§ WHAT THE TASK ASKS: Give the number of lines in the entries that contain "data". State only the count.

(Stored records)

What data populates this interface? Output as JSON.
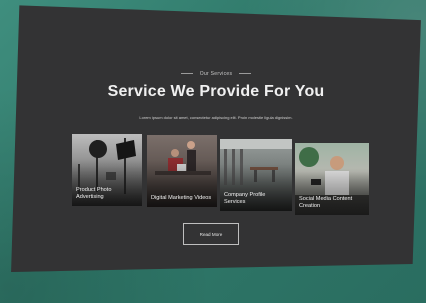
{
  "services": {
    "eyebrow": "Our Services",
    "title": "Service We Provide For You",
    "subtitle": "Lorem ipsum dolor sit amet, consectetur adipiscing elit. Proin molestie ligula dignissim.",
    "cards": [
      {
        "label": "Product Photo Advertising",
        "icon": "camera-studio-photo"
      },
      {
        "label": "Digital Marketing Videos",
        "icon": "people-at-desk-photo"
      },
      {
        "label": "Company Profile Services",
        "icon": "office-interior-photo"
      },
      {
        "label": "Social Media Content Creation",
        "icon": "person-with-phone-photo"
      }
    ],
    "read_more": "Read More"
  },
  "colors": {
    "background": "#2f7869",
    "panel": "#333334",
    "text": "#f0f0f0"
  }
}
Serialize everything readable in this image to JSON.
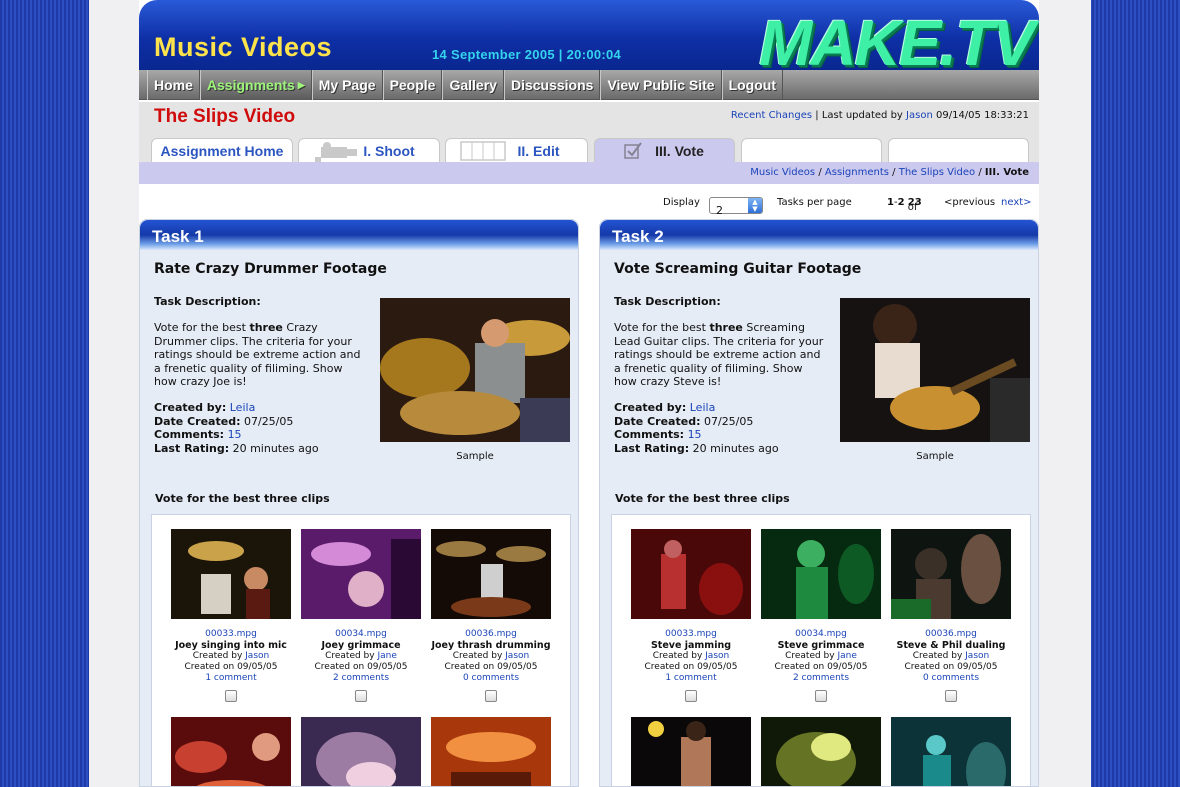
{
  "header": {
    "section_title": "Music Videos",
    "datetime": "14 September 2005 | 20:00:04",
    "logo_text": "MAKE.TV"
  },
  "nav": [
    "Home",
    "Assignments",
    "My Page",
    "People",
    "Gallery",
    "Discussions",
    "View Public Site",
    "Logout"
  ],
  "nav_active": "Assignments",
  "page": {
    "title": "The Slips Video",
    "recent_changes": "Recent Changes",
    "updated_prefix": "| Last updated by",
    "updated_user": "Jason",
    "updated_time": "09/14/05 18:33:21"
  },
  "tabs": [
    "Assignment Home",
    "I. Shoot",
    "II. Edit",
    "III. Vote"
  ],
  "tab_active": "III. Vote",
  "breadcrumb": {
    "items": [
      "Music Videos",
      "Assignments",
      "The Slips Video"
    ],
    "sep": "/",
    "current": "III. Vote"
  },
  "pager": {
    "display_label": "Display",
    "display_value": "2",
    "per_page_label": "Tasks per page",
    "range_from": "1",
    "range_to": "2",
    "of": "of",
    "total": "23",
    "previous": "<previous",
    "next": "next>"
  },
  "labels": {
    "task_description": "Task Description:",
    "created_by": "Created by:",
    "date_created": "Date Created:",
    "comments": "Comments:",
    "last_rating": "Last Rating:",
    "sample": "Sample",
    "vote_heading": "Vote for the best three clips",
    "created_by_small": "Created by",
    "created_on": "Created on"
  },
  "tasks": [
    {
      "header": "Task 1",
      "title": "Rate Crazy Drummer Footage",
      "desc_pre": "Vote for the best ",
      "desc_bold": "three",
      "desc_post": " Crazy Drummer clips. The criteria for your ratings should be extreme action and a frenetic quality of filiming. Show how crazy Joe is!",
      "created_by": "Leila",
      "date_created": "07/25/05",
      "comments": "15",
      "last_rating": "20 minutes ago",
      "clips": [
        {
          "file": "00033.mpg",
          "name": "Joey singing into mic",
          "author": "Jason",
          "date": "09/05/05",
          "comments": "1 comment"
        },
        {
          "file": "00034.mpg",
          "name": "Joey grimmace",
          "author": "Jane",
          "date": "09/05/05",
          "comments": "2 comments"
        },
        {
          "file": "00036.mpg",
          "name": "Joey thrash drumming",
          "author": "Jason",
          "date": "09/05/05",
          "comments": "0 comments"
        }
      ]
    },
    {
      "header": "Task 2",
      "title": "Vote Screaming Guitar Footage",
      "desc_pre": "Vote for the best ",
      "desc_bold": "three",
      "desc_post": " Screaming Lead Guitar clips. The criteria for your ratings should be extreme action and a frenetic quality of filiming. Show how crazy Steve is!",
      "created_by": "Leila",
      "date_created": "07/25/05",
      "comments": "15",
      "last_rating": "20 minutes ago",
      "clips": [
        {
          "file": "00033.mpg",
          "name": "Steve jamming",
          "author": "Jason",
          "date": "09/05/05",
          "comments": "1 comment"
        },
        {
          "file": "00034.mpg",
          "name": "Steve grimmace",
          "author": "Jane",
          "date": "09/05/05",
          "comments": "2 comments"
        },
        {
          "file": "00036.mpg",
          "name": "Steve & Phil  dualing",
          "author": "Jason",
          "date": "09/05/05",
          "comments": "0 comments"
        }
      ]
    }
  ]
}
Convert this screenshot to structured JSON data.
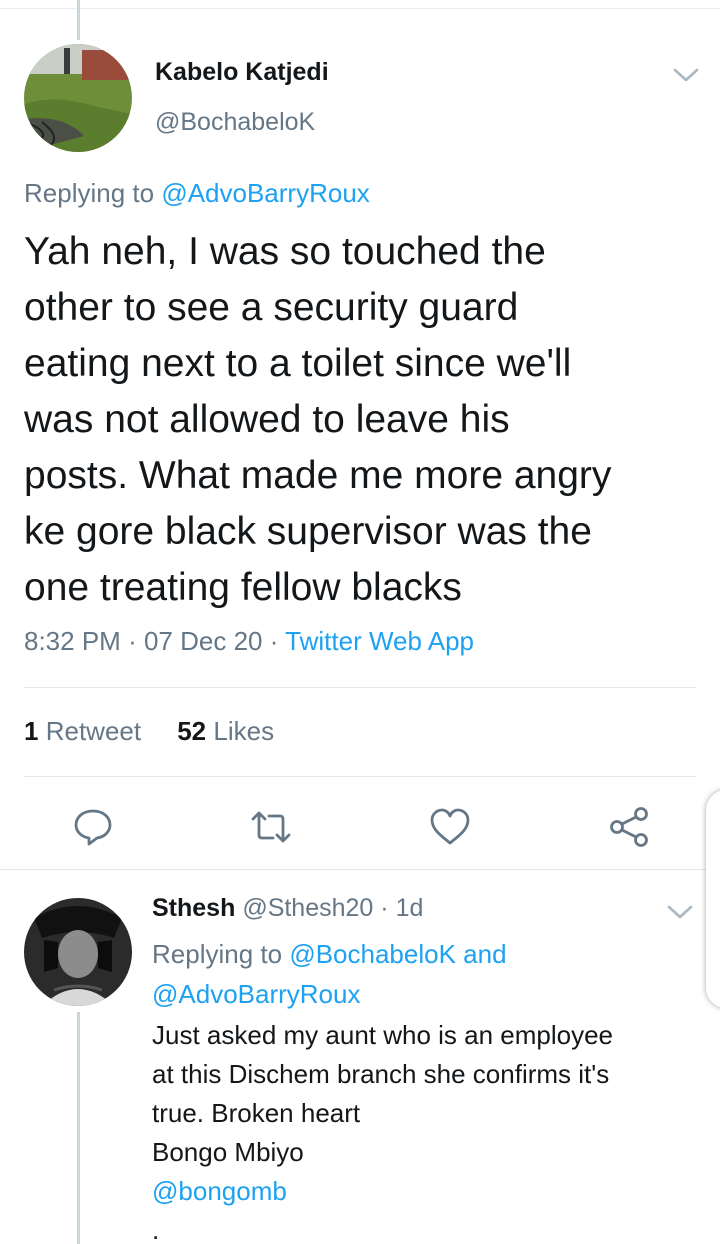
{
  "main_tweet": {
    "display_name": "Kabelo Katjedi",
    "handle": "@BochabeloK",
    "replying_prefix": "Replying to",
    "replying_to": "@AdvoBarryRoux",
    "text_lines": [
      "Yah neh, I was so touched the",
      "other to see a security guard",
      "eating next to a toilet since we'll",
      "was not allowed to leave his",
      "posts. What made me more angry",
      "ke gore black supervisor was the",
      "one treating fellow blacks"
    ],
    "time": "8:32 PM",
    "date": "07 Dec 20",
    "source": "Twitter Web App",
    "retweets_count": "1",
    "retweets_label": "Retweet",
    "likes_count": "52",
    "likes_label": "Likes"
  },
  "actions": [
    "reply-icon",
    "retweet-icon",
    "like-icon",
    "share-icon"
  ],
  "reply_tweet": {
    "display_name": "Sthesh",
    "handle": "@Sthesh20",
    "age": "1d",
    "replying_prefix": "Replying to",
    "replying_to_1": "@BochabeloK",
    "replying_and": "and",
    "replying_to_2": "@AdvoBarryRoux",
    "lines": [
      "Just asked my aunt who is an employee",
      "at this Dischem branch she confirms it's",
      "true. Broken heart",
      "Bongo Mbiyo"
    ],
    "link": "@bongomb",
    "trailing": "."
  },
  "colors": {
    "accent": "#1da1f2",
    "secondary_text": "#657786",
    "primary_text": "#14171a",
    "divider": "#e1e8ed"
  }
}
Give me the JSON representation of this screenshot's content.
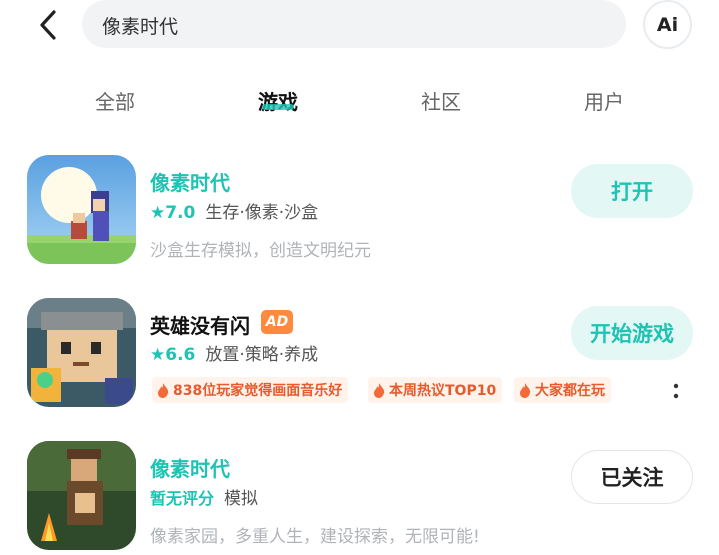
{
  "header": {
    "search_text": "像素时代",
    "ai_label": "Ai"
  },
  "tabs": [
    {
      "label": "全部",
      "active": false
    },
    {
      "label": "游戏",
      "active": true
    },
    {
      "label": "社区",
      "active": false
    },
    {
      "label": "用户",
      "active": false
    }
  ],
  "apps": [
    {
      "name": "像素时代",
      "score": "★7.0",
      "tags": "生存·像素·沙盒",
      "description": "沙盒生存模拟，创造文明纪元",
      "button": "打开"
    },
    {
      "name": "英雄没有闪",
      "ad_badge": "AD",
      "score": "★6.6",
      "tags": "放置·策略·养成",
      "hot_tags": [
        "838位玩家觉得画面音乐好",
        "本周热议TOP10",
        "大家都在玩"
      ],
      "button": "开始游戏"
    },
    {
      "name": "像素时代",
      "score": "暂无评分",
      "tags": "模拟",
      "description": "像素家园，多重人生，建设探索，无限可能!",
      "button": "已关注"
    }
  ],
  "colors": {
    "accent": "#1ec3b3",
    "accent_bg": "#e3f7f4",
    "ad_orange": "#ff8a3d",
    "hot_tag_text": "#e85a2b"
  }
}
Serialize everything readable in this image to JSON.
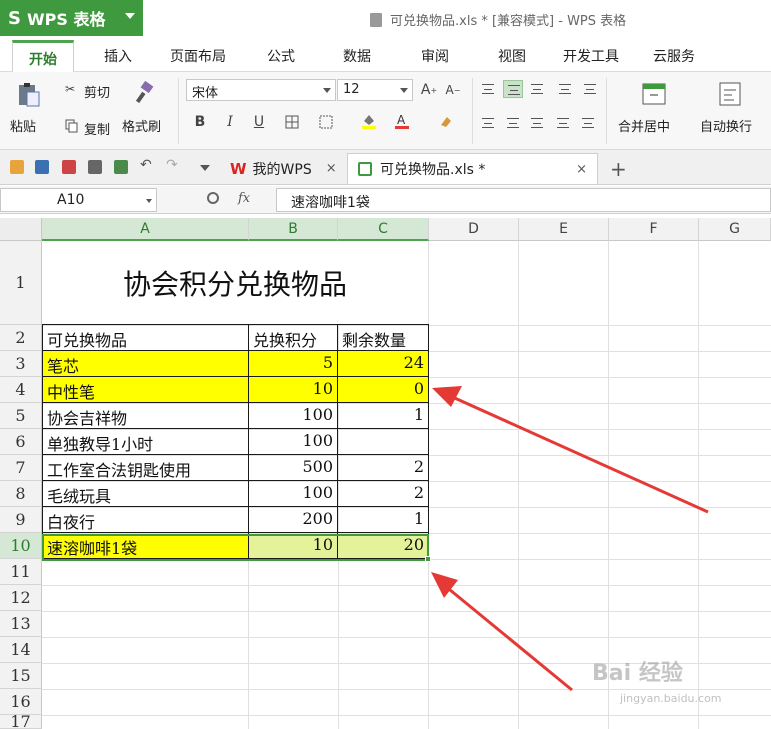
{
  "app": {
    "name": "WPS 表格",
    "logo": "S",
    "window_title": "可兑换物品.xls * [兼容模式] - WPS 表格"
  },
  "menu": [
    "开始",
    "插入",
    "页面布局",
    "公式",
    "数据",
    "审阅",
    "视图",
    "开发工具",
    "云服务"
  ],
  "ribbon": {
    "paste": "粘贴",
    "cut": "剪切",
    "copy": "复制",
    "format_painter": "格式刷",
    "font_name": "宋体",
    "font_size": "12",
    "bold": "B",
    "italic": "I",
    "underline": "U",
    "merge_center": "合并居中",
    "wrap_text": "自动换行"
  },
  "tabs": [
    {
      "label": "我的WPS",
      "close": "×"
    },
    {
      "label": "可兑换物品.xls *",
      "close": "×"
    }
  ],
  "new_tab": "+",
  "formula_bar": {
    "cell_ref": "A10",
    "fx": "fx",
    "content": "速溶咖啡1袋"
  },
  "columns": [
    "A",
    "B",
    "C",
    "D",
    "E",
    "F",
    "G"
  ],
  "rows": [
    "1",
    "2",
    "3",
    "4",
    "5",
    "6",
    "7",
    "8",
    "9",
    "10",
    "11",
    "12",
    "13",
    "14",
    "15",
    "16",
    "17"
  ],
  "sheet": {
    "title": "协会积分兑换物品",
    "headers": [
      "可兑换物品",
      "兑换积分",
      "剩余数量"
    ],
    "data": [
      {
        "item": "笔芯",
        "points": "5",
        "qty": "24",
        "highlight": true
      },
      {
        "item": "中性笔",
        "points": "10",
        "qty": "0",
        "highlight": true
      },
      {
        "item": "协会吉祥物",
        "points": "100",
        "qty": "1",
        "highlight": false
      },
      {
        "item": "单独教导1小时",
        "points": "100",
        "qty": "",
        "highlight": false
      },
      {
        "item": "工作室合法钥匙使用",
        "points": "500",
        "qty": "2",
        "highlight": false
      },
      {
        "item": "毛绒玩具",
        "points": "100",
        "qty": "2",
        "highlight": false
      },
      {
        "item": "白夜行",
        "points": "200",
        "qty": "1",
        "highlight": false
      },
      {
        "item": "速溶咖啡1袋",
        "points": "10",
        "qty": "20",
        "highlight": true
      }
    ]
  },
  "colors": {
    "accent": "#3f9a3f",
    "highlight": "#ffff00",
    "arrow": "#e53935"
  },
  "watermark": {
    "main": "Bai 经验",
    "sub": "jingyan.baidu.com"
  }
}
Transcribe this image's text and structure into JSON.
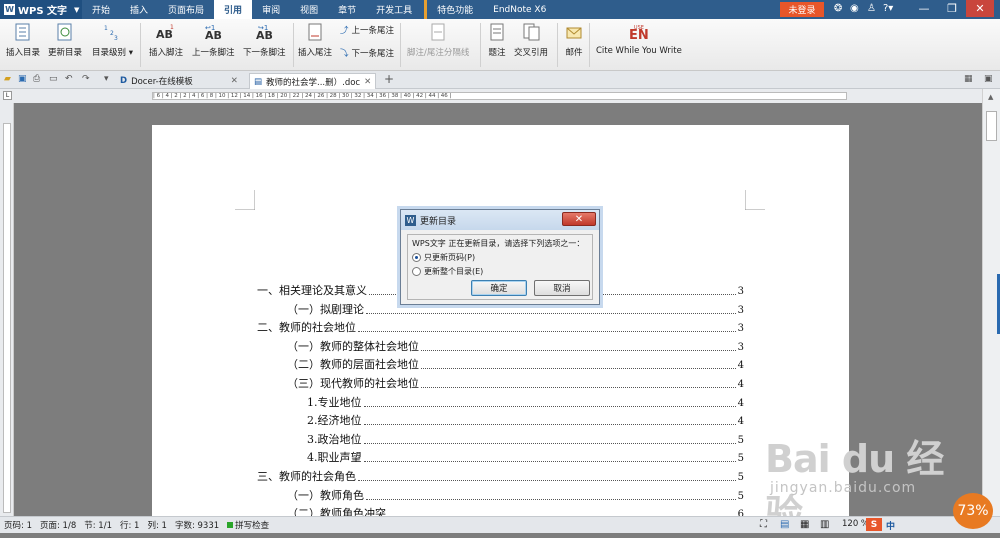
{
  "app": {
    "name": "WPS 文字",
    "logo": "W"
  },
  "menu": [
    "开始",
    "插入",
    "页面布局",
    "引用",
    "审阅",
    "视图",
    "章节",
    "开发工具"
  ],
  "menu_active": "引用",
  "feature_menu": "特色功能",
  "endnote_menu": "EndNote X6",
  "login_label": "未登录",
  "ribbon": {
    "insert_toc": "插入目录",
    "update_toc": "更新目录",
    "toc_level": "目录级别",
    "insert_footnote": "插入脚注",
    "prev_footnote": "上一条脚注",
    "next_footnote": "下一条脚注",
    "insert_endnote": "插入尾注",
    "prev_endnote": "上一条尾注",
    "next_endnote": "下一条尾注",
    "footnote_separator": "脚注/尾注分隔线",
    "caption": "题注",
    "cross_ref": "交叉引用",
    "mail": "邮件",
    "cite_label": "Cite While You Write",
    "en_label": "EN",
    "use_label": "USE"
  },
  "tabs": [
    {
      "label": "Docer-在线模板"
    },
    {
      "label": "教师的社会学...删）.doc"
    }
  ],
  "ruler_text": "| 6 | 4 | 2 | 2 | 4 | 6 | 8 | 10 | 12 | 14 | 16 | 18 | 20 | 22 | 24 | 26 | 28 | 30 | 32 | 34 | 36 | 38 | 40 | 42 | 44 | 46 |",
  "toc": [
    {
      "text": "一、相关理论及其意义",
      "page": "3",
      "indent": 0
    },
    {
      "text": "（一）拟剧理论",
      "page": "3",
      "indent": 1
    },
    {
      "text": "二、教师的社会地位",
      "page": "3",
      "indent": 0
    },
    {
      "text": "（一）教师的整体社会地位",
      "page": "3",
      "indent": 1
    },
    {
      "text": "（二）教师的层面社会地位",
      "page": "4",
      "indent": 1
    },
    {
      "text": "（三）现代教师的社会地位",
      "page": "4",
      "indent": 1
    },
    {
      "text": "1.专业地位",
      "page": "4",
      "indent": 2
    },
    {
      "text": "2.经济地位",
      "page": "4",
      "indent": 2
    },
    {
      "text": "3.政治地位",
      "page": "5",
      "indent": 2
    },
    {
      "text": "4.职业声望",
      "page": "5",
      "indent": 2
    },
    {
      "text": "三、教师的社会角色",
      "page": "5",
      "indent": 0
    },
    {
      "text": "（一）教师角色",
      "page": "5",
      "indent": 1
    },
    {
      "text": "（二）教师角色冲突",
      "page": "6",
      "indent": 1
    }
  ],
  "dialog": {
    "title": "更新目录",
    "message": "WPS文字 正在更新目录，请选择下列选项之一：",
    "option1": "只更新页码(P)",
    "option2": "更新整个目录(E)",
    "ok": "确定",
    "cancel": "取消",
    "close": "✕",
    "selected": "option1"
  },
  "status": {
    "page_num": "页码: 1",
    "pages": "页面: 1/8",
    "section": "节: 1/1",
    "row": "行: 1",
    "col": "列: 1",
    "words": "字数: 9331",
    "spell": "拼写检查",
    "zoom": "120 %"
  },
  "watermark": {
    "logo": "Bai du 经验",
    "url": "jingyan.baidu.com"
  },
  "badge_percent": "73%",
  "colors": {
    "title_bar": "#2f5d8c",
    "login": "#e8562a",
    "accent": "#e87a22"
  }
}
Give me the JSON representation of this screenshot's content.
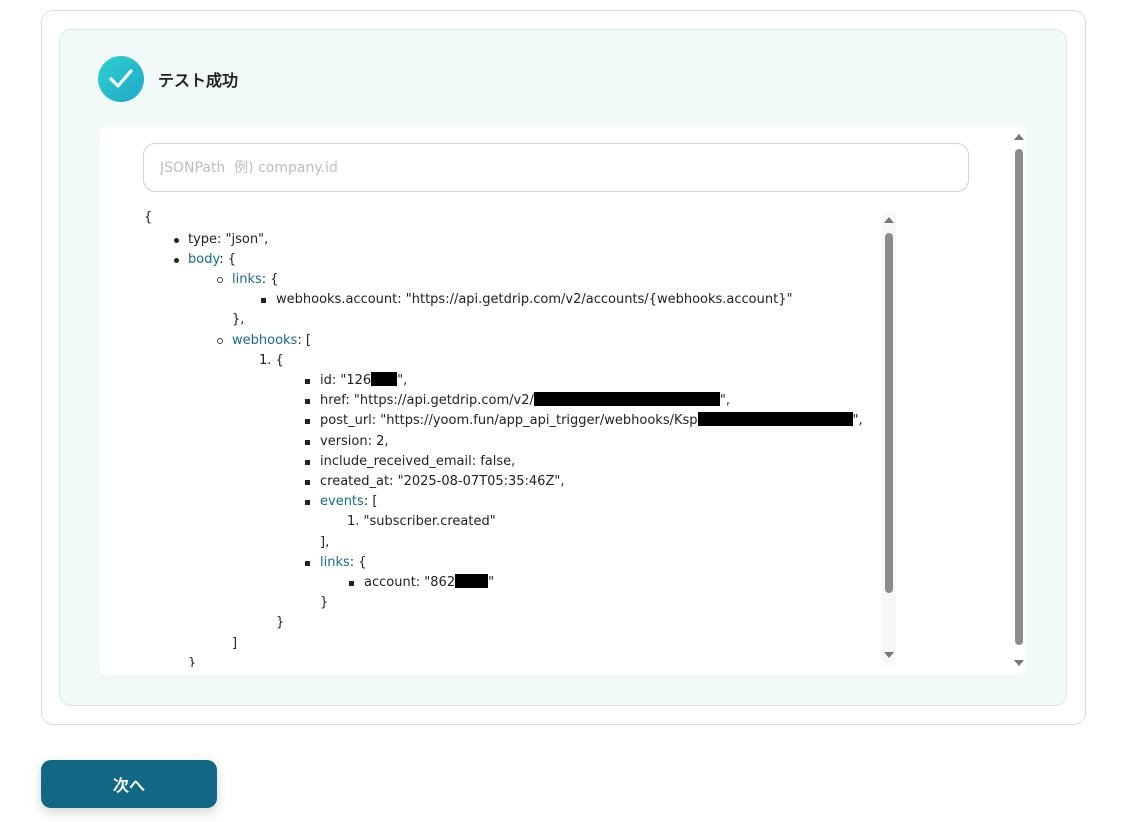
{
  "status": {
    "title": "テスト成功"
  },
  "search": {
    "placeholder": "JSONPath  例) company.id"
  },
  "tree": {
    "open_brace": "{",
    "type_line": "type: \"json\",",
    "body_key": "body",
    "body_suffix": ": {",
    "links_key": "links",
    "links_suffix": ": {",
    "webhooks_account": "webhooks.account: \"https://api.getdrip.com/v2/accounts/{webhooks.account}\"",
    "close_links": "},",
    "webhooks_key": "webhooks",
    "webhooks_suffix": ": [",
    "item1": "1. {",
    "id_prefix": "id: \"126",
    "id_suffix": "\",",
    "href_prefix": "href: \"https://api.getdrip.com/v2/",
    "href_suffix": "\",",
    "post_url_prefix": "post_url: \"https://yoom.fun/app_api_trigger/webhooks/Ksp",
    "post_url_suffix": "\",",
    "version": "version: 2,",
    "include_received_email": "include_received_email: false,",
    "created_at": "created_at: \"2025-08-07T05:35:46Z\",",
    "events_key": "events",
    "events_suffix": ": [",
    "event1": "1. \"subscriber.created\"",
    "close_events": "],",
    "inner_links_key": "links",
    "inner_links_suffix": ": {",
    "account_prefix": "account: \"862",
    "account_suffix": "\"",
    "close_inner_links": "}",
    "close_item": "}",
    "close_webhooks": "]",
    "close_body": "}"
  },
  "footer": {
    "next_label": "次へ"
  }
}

§ EXERCISE RESULT: 3